INPUT FOR THIS TASK
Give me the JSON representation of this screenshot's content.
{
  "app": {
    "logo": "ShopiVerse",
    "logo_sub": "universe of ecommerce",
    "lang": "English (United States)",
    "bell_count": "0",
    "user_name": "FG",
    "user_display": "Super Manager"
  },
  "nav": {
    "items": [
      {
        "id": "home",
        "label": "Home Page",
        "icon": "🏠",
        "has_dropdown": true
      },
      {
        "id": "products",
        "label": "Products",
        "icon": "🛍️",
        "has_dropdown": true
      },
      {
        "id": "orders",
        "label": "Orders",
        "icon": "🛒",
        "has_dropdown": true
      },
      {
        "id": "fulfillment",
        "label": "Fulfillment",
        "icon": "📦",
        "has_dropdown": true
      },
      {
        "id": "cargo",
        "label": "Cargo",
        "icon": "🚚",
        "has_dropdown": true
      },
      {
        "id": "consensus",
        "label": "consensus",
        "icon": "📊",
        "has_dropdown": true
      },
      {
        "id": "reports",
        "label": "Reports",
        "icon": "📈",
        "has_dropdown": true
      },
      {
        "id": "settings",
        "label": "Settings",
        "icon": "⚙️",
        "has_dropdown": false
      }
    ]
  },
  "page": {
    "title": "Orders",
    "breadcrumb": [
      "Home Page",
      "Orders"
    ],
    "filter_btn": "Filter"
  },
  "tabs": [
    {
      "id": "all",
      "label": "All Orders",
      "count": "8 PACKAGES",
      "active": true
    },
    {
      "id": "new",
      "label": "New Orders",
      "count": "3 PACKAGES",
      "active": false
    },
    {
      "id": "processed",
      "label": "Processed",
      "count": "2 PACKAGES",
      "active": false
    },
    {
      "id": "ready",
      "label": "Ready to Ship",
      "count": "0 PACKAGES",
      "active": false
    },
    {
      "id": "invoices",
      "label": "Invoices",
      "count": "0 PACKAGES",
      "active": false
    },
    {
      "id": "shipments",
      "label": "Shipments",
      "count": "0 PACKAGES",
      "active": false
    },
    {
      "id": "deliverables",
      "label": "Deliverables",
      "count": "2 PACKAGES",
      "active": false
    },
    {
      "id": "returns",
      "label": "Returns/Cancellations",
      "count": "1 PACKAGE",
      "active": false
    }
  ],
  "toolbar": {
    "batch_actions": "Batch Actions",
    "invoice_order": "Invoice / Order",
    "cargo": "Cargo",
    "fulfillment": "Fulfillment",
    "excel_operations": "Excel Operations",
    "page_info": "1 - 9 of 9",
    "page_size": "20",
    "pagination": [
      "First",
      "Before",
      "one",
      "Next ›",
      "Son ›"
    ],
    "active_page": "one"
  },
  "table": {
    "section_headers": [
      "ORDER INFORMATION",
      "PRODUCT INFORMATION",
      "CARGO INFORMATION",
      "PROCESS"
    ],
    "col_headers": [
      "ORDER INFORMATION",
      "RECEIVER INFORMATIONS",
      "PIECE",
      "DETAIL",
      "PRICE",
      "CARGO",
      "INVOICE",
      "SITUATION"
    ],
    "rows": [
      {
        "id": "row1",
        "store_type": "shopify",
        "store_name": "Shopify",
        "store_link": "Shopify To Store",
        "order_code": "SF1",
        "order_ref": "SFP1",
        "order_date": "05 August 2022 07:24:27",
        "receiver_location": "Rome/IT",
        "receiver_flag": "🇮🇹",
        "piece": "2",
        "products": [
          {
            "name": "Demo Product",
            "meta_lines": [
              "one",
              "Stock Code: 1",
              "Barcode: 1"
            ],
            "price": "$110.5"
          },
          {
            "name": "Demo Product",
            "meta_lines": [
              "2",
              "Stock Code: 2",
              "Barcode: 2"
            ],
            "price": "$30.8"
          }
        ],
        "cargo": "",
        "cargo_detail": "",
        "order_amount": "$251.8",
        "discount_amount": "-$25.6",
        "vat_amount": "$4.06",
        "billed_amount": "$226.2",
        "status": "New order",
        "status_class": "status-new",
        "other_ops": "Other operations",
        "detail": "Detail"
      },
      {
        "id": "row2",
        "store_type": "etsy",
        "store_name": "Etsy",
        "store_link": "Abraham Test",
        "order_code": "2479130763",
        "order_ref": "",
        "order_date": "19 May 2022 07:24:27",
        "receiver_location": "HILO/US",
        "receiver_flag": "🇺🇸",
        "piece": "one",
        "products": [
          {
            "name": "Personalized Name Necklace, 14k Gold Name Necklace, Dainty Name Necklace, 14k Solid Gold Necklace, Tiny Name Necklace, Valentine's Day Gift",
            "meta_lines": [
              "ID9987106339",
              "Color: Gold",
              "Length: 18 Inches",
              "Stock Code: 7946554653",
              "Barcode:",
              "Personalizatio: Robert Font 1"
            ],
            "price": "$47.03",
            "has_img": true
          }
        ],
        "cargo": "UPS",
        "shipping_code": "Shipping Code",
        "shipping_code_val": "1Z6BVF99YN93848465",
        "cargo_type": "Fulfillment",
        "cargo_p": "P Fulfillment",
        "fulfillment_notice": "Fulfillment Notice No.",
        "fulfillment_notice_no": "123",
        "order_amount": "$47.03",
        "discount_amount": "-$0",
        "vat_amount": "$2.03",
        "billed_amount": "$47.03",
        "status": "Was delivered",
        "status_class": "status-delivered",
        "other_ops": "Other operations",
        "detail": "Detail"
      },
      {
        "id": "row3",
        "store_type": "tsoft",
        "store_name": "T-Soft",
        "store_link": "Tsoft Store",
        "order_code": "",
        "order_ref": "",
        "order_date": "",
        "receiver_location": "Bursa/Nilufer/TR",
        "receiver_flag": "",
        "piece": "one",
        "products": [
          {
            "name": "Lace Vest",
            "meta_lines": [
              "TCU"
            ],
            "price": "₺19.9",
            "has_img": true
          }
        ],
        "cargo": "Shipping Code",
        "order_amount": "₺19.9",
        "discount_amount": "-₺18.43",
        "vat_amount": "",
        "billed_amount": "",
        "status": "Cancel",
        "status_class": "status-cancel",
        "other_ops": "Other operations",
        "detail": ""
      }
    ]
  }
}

STATED PROBLEM
Transcribe all of the lines in the records precisely.

SOLUTION
Give me the JSON representation of this screenshot's content.
{
  "app": {
    "logo": "ShopiVerse",
    "logo_sub": "universe of ecommerce",
    "lang": "English (United States)",
    "bell_count": "0",
    "user_name": "FG",
    "user_display": "Super Manager"
  },
  "nav": {
    "items": [
      {
        "id": "home",
        "label": "Home Page",
        "icon": "🏠",
        "has_dropdown": true
      },
      {
        "id": "products",
        "label": "Products",
        "icon": "🛍️",
        "has_dropdown": true
      },
      {
        "id": "orders",
        "label": "Orders",
        "icon": "🛒",
        "has_dropdown": true
      },
      {
        "id": "fulfillment",
        "label": "Fulfillment",
        "icon": "📦",
        "has_dropdown": true
      },
      {
        "id": "cargo",
        "label": "Cargo",
        "icon": "🚚",
        "has_dropdown": true
      },
      {
        "id": "consensus",
        "label": "consensus",
        "icon": "📊",
        "has_dropdown": true
      },
      {
        "id": "reports",
        "label": "Reports",
        "icon": "📈",
        "has_dropdown": true
      },
      {
        "id": "settings",
        "label": "Settings",
        "icon": "⚙️",
        "has_dropdown": false
      }
    ]
  },
  "page": {
    "title": "Orders",
    "breadcrumb": [
      "Home Page",
      "Orders"
    ],
    "filter_btn": "Filter"
  },
  "tabs": [
    {
      "id": "all",
      "label": "All Orders",
      "count": "8 PACKAGES",
      "active": true
    },
    {
      "id": "new",
      "label": "New Orders",
      "count": "3 PACKAGES",
      "active": false
    },
    {
      "id": "processed",
      "label": "Processed",
      "count": "2 PACKAGES",
      "active": false
    },
    {
      "id": "ready",
      "label": "Ready to Ship",
      "count": "0 PACKAGES",
      "active": false
    },
    {
      "id": "invoices",
      "label": "Invoices",
      "count": "0 PACKAGES",
      "active": false
    },
    {
      "id": "shipments",
      "label": "Shipments",
      "count": "0 PACKAGES",
      "active": false
    },
    {
      "id": "deliverables",
      "label": "Deliverables",
      "count": "2 PACKAGES",
      "active": false
    },
    {
      "id": "returns",
      "label": "Returns/Cancellations",
      "count": "1 PACKAGE",
      "active": false
    }
  ],
  "toolbar": {
    "batch_actions": "Batch Actions",
    "invoice_order": "Invoice / Order",
    "cargo": "Cargo",
    "fulfillment": "Fulfillment",
    "excel_operations": "Excel Operations",
    "page_info": "1 - 9 of 9",
    "page_size": "20",
    "pagination": [
      "First",
      "Before",
      "one",
      "Next ›",
      "Son ›"
    ],
    "active_page": "one"
  },
  "table": {
    "section_headers": [
      "ORDER INFORMATION",
      "PRODUCT INFORMATION",
      "CARGO INFORMATION",
      "PROCESS"
    ],
    "col_headers": [
      "ORDER INFORMATION",
      "RECEIVER INFORMATIONS",
      "PIECE",
      "DETAIL",
      "PRICE",
      "CARGO",
      "INVOICE",
      "SITUATION"
    ],
    "rows": [
      {
        "id": "row1",
        "store_type": "shopify",
        "store_name": "Shopify",
        "store_link": "Shopify To Store",
        "order_code": "SF1",
        "order_ref": "SFP1",
        "order_date": "05 August 2022 07:24:27",
        "receiver_location": "Rome/IT",
        "receiver_flag": "🇮🇹",
        "piece": "2",
        "products": [
          {
            "name": "Demo Product",
            "meta_lines": [
              "one",
              "Stock Code: 1",
              "Barcode: 1"
            ],
            "price": "$110.5"
          },
          {
            "name": "Demo Product",
            "meta_lines": [
              "2",
              "Stock Code: 2",
              "Barcode: 2"
            ],
            "price": "$30.8"
          }
        ],
        "cargo": "",
        "cargo_detail": "",
        "order_amount": "$251.8",
        "discount_amount": "-$25.6",
        "vat_amount": "$4.06",
        "billed_amount": "$226.2",
        "status": "New order",
        "status_class": "status-new",
        "other_ops": "Other operations",
        "detail": "Detail"
      },
      {
        "id": "row2",
        "store_type": "etsy",
        "store_name": "Etsy",
        "store_link": "Abraham Test",
        "order_code": "2479130763",
        "order_ref": "",
        "order_date": "19 May 2022 07:24:27",
        "receiver_location": "HILO/US",
        "receiver_flag": "🇺🇸",
        "piece": "one",
        "products": [
          {
            "name": "Personalized Name Necklace, 14k Gold Name Necklace, Dainty Name Necklace, 14k Solid Gold Necklace, Tiny Name Necklace, Valentine's Day Gift",
            "meta_lines": [
              "ID9987106339",
              "Color: Gold",
              "Length: 18 Inches",
              "Stock Code: 7946554653",
              "Barcode:",
              "Personalizatio: Robert Font 1"
            ],
            "price": "$47.03",
            "has_img": true
          }
        ],
        "cargo": "UPS",
        "shipping_code": "Shipping Code",
        "shipping_code_val": "1Z6BVF99YN93848465",
        "cargo_type": "Fulfillment",
        "cargo_p": "P Fulfillment",
        "fulfillment_notice": "Fulfillment Notice No.",
        "fulfillment_notice_no": "123",
        "order_amount": "$47.03",
        "discount_amount": "-$0",
        "vat_amount": "$2.03",
        "billed_amount": "$47.03",
        "status": "Was delivered",
        "status_class": "status-delivered",
        "other_ops": "Other operations",
        "detail": "Detail"
      },
      {
        "id": "row3",
        "store_type": "tsoft",
        "store_name": "T-Soft",
        "store_link": "Tsoft Store",
        "order_code": "",
        "order_ref": "",
        "order_date": "",
        "receiver_location": "Bursa/Nilufer/TR",
        "receiver_flag": "",
        "piece": "one",
        "products": [
          {
            "name": "Lace Vest",
            "meta_lines": [
              "TCU"
            ],
            "price": "₺19.9",
            "has_img": true
          }
        ],
        "cargo": "Shipping Code",
        "order_amount": "₺19.9",
        "discount_amount": "-₺18.43",
        "vat_amount": "",
        "billed_amount": "",
        "status": "Cancel",
        "status_class": "status-cancel",
        "other_ops": "Other operations",
        "detail": ""
      }
    ]
  }
}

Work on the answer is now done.